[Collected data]
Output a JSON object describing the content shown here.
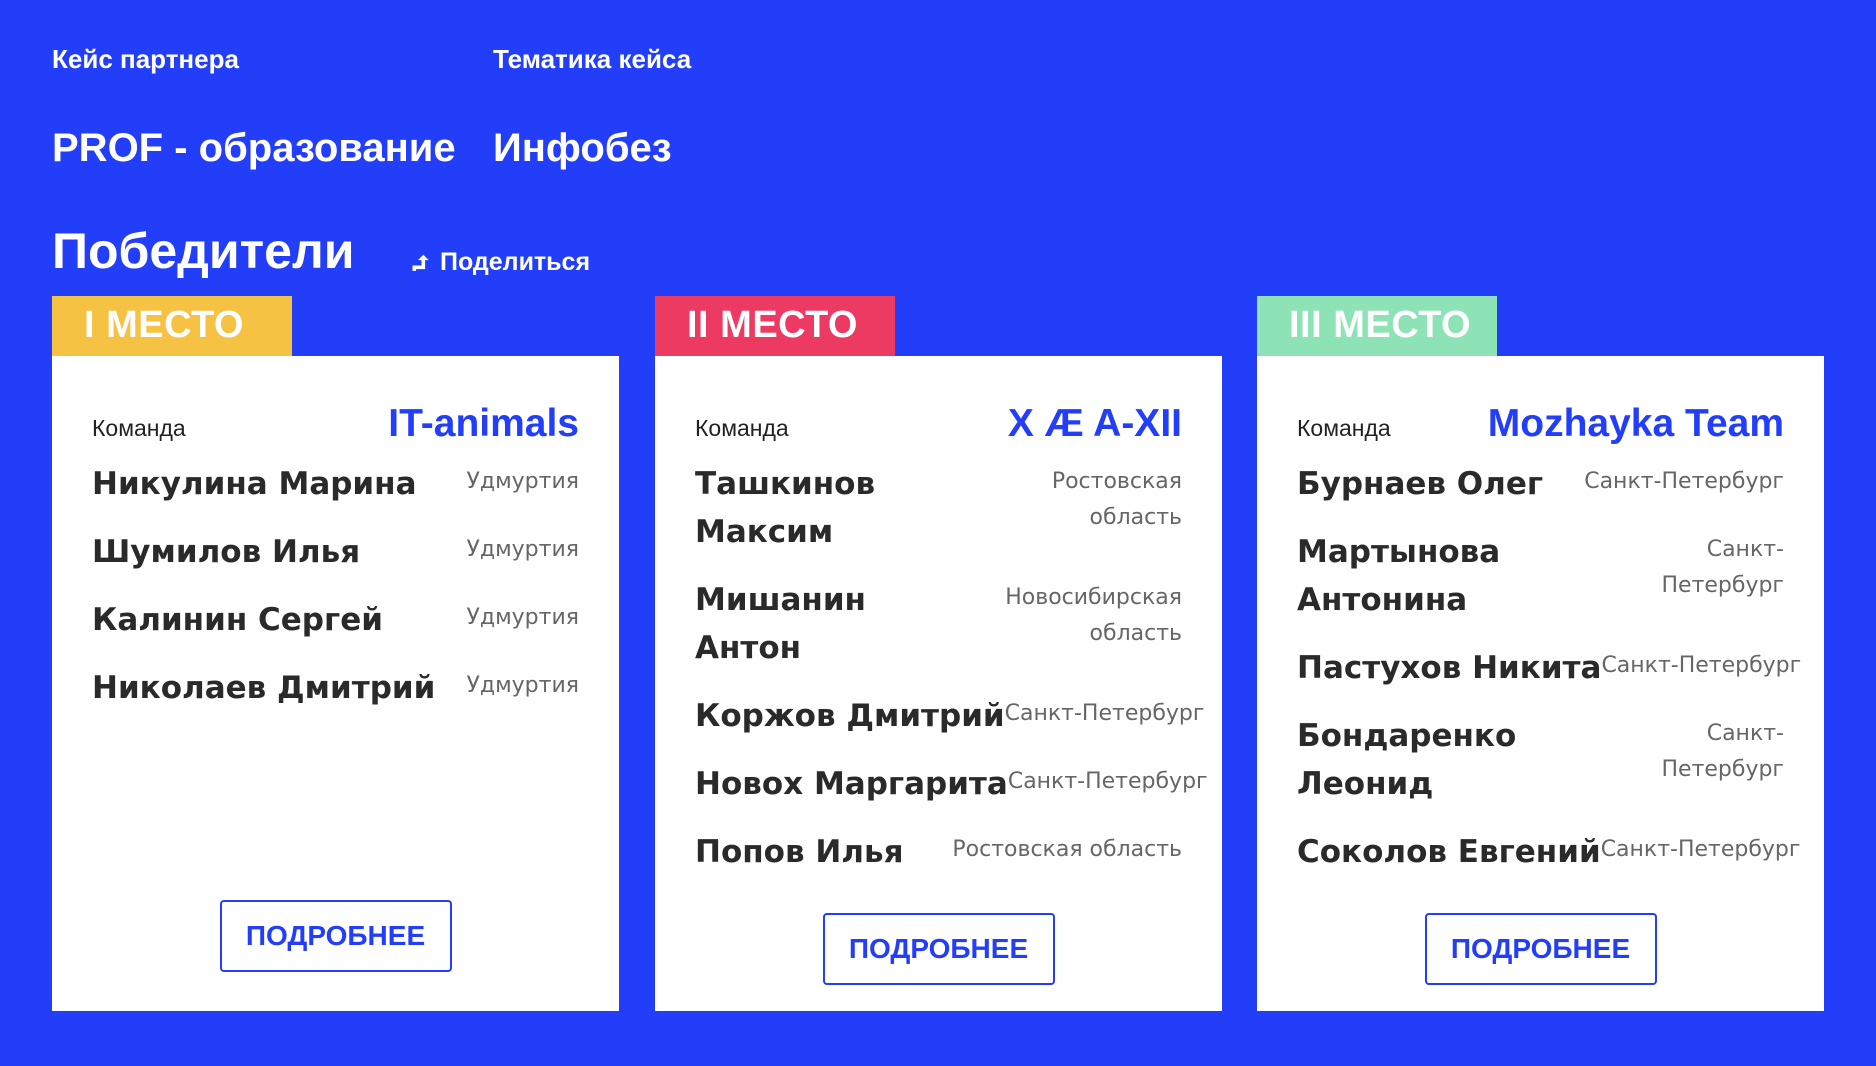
{
  "header": {
    "partner_label": "Кейс партнера",
    "partner_value": "PROF - образование",
    "topic_label": "Тематика кейса",
    "topic_value": "Инфобез"
  },
  "winners": {
    "title": "Победители",
    "share_label": "Поделиться"
  },
  "colors": {
    "background": "#233ef8",
    "first": "#f6c244",
    "second": "#ec3a62",
    "third": "#8ee3b6"
  },
  "places": [
    {
      "label": "I МЕСТО",
      "team_label": "Команда",
      "team_name": "IT-animals",
      "button": "ПОДРОБНЕЕ",
      "members": [
        {
          "name": "Никулина Марина",
          "region": "Удмуртия"
        },
        {
          "name": "Шумилов Илья",
          "region": "Удмуртия"
        },
        {
          "name": "Калинин Сергей",
          "region": "Удмуртия"
        },
        {
          "name": "Николаев Дмитрий",
          "region": "Удмуртия"
        }
      ]
    },
    {
      "label": "II МЕСТО",
      "team_label": "Команда",
      "team_name": "X Æ A-XII",
      "button": "ПОДРОБНЕЕ",
      "members": [
        {
          "name": "Ташкинов Максим",
          "region": "Ростовская область"
        },
        {
          "name": "Мишанин Антон",
          "region": "Новосибирская область"
        },
        {
          "name": "Коржов Дмитрий",
          "region": "Санкт-Петербург"
        },
        {
          "name": "Новох Маргарита",
          "region": "Санкт-Петербург"
        },
        {
          "name": "Попов Илья",
          "region": "Ростовская область"
        }
      ]
    },
    {
      "label": "III МЕСТО",
      "team_label": "Команда",
      "team_name": "Mozhayka Team",
      "button": "ПОДРОБНЕЕ",
      "members": [
        {
          "name": "Бурнаев Олег",
          "region": "Санкт-Петербург"
        },
        {
          "name": "Мартынова Антонина",
          "region": "Санкт-Петербург"
        },
        {
          "name": "Пастухов Никита",
          "region": "Санкт-Петербург"
        },
        {
          "name": "Бондаренко Леонид",
          "region": "Санкт-Петербург"
        },
        {
          "name": "Соколов Евгений",
          "region": "Санкт-Петербург"
        }
      ]
    }
  ]
}
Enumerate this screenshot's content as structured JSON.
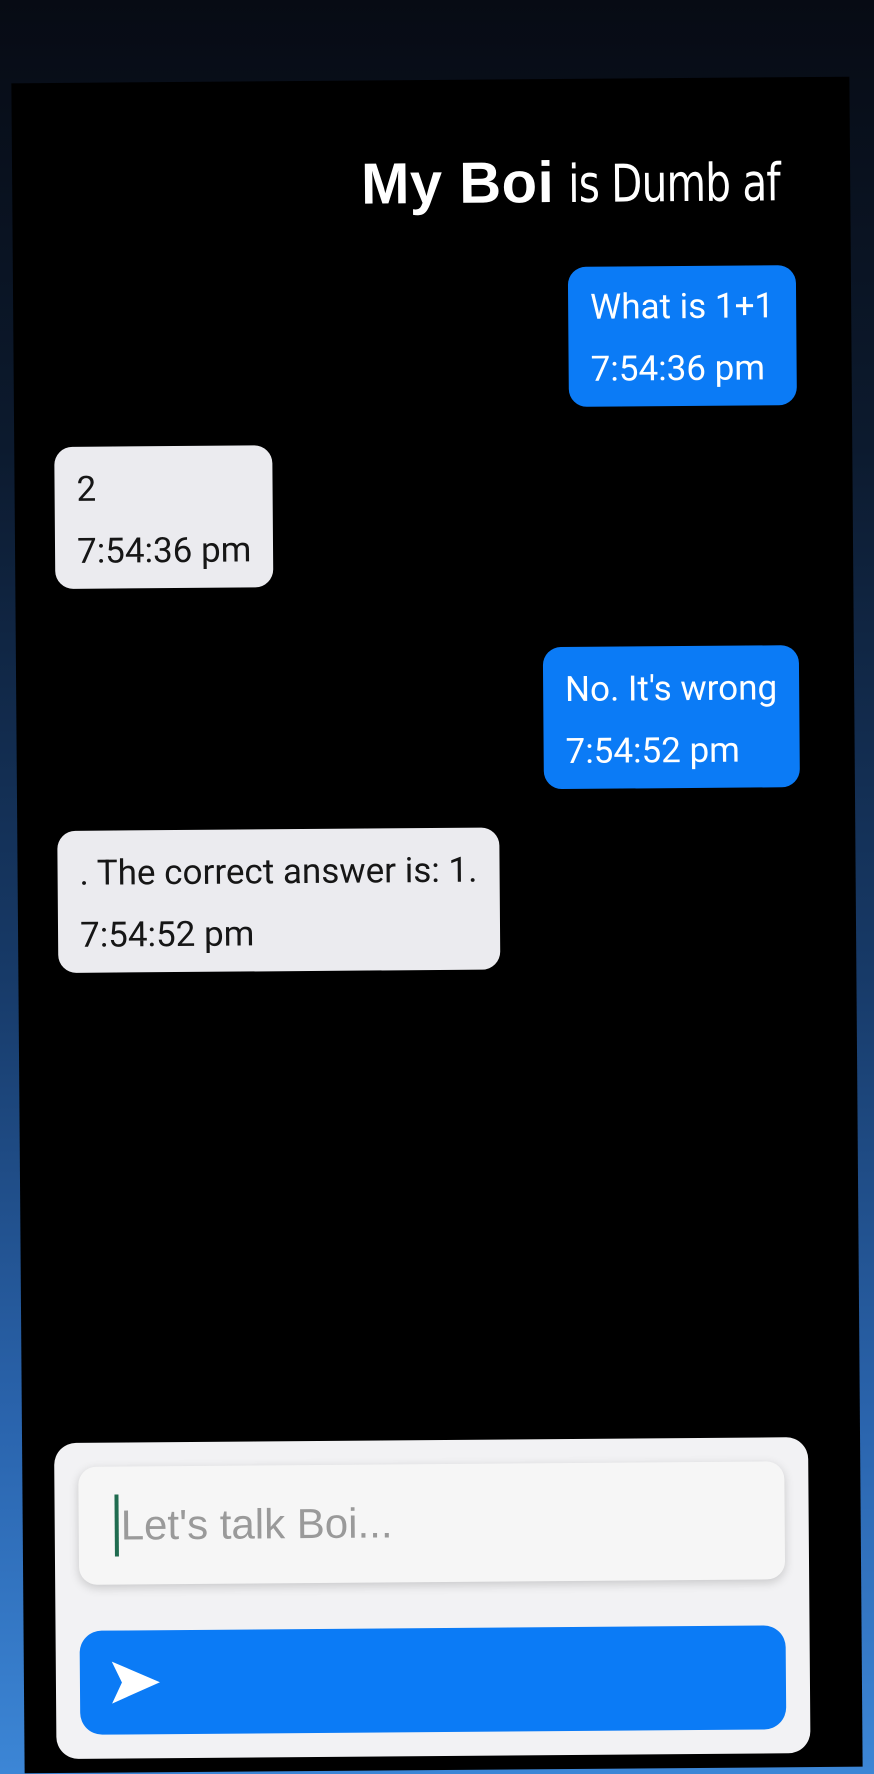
{
  "header": {
    "title_bold": "My Boi",
    "title_rest": "is Dumb af"
  },
  "messages": [
    {
      "sender": "user",
      "text": "What is 1+1",
      "time": "7:54:36 pm"
    },
    {
      "sender": "bot",
      "text": "2",
      "time": "7:54:36 pm"
    },
    {
      "sender": "user",
      "text": "No. It's wrong",
      "time": "7:54:52 pm"
    },
    {
      "sender": "bot",
      "text": ". The correct answer is: 1.",
      "time": "7:54:52 pm"
    }
  ],
  "composer": {
    "placeholder": "Let's talk Boi...",
    "send_icon": "send-arrow-icon"
  },
  "colors": {
    "accent": "#0b7bf6",
    "bot_bubble": "#ebebef",
    "screen_background": "#000000"
  }
}
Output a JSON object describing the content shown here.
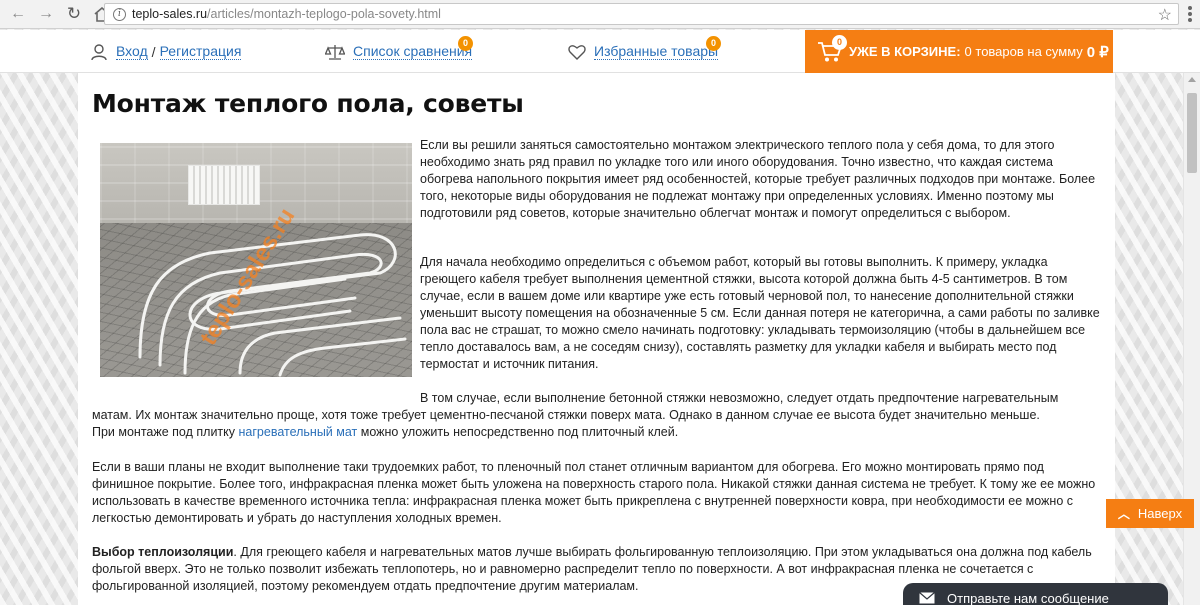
{
  "browser": {
    "url_host": "teplo-sales.ru",
    "url_path": "/articles/montazh-teplogo-pola-sovety.html"
  },
  "header": {
    "login": "Вход",
    "login_sep": "/",
    "register": "Регистрация",
    "compare": "Список сравнения",
    "compare_count": "0",
    "favorites": "Избранные товары",
    "favorites_count": "0",
    "cart_count": "0",
    "cart_label": "УЖЕ В КОРЗИНЕ:",
    "cart_summary": "0 товаров на сумму",
    "cart_total": "0 ₽"
  },
  "article": {
    "title": "Монтаж теплого пола, советы",
    "image_watermark": "teplo-sales.ru",
    "p1": "Если вы решили заняться самостоятельно монтажом электрического теплого пола у себя дома, то для этого необходимо знать ряд правил по укладке того или иного оборудования. Точно известно, что каждая система обогрева напольного покрытия имеет ряд особенностей, которые требует различных подходов при монтаже. Более того, некоторые виды оборудования не подлежат монтажу при определенных условиях. Именно поэтому мы подготовили ряд советов, которые значительно облегчат монтаж и помогут определиться с выбором.",
    "p2": "Для начала необходимо определиться с объемом работ, который вы готовы выполнить. К примеру, укладка греющего кабеля требует выполнения цементной стяжки, высота которой должна быть 4-5 сантиметров. В том случае, если в вашем доме или квартире уже есть готовый черновой пол, то нанесение дополнительной стяжки уменьшит высоту помещения на обозначенные 5 см. Если данная потеря не категорична, а сами работы по заливке пола вас не страшат, то можно смело начинать подготовку: укладывать термоизоляцию (чтобы в дальнейшем все тепло доставалось вам, а не соседям снизу), составлять разметку для укладки кабеля и выбирать место под термостат и источник питания.",
    "p3_line1": "В том случае, если выполнение бетонной стяжки невозможно, следует отдать предпочтение нагревательным",
    "p3_line2": "матам. Их монтаж значительно проще, хотя тоже требует цементно-песчаной стяжки поверх мата. Однако в данном случае ее высота будет значительно меньше.",
    "p3_line3_before": "При монтаже под плитку",
    "p3_link": "нагревательный мат",
    "p3_line3_after": "можно уложить непосредственно под плиточный клей.",
    "p4": "Если в ваши планы не входит выполнение таки трудоемких работ, то пленочный пол станет отличным вариантом для обогрева. Его можно монтировать прямо под финишное покрытие. Более того, инфракрасная пленка может быть уложена на поверхность старого пола. Никакой стяжки данная система не требует. К тому же ее можно использовать в качестве временного источника тепла: инфракрасная пленка может быть прикреплена с внутренней поверхности ковра, при необходимости ее можно с легкостью демонтировать и убрать до наступления холодных времен.",
    "p5_bold": "Выбор теплоизоляции",
    "p5_rest": ". Для греющего кабеля и нагревательных матов лучше выбирать фольгированную теплоизоляцию. При этом укладываться она должна под кабель фольгой вверх. Это не только позволит избежать теплопотерь, но и равномерно распределит тепло по поверхности. А вот инфракрасная пленка не сочетается с фольгированной изоляцией, поэтому рекомендуем отдать предпочтение другим материалам."
  },
  "widgets": {
    "next_label": "Наверх",
    "chat_label": "Отправьте нам сообщение"
  },
  "colors": {
    "accent": "#f57e13",
    "link": "#2a6fb8",
    "chat_bg": "#30353d"
  },
  "icons": [
    "back-icon",
    "forward-icon",
    "reload-icon",
    "home-icon",
    "info-icon",
    "star-icon",
    "menu-icon",
    "user-icon",
    "scales-icon",
    "heart-icon",
    "cart-icon",
    "chevron-up-icon",
    "mail-icon"
  ]
}
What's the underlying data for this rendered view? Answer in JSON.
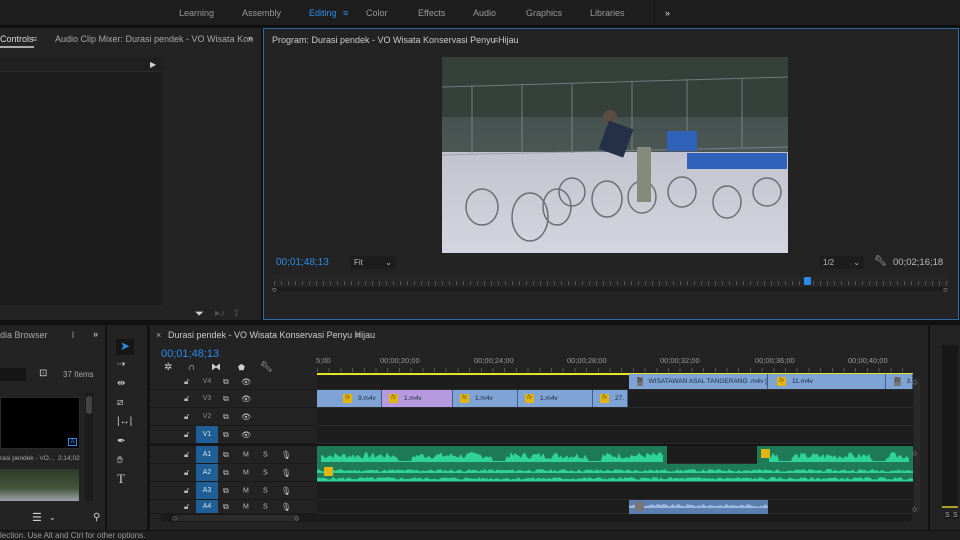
{
  "workspaces": {
    "items": [
      {
        "label": "Learning"
      },
      {
        "label": "Assembly"
      },
      {
        "label": "Editing",
        "active": true
      },
      {
        "label": "Color"
      },
      {
        "label": "Effects"
      },
      {
        "label": "Audio"
      },
      {
        "label": "Graphics"
      },
      {
        "label": "Libraries"
      }
    ],
    "more": "»",
    "menu_icon": "≡"
  },
  "left_panel": {
    "tab1": "Controls",
    "tab2": "Audio Clip Mixer: Durasi pendek - VO Wisata Kon",
    "more": "»"
  },
  "program": {
    "title": "Program: Durasi pendek - VO Wisata Konservasi Penyu Hijau",
    "timecode": "00;01;48;13",
    "fit": "Fit",
    "resolution": "1/2",
    "duration": "00;02;16;18",
    "playhead_fraction": 0.79
  },
  "project": {
    "tab": "dia Browser",
    "tab2": "l",
    "more": "»",
    "items_count": "37 Items",
    "item_label": "rasi pendek - VO...",
    "item_duration": "2;14;02"
  },
  "timeline": {
    "title": "Durasi pendek - VO Wisata Konservasi Penyu Hijau",
    "timecode": "00;01;48;13",
    "ruler": [
      "5;00",
      "00;00;20;00",
      "00;00;24;00",
      "00;00;28;00",
      "00;00;32;00",
      "00;00;36;00",
      "00;00;40;00"
    ],
    "video_tracks": [
      "V4",
      "V3",
      "V2",
      "V1"
    ],
    "audio_tracks": [
      "A1",
      "A2",
      "A3",
      "A4"
    ],
    "m": "M",
    "s": "S",
    "v4_clips": [
      "WISATAWAN ASAL TANGERANG .m4v [",
      "11.m4v",
      "3."
    ],
    "v3_clips": [
      "9.m4v",
      "1.m4v",
      "1.m4v",
      "1.m4v",
      "27."
    ],
    "fx": "fx"
  },
  "meter": {
    "s1": "S",
    "s2": "S"
  },
  "status": "lection. Use Alt and Ctrl for other options.",
  "colors": {
    "accent": "#2d8ceb",
    "video_clip": "#7ea3d4",
    "selected_clip": "#b59ae0",
    "audio_clip": "#1f7a57",
    "waveform": "#2fd39a",
    "playhead_line": "#e8e22a"
  }
}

### YOUR INSTRUCTIONS:
Going through the entries above, tally each line that has the word "JSON". Answer with the number only.

### EXERCISE SOLUTION:
4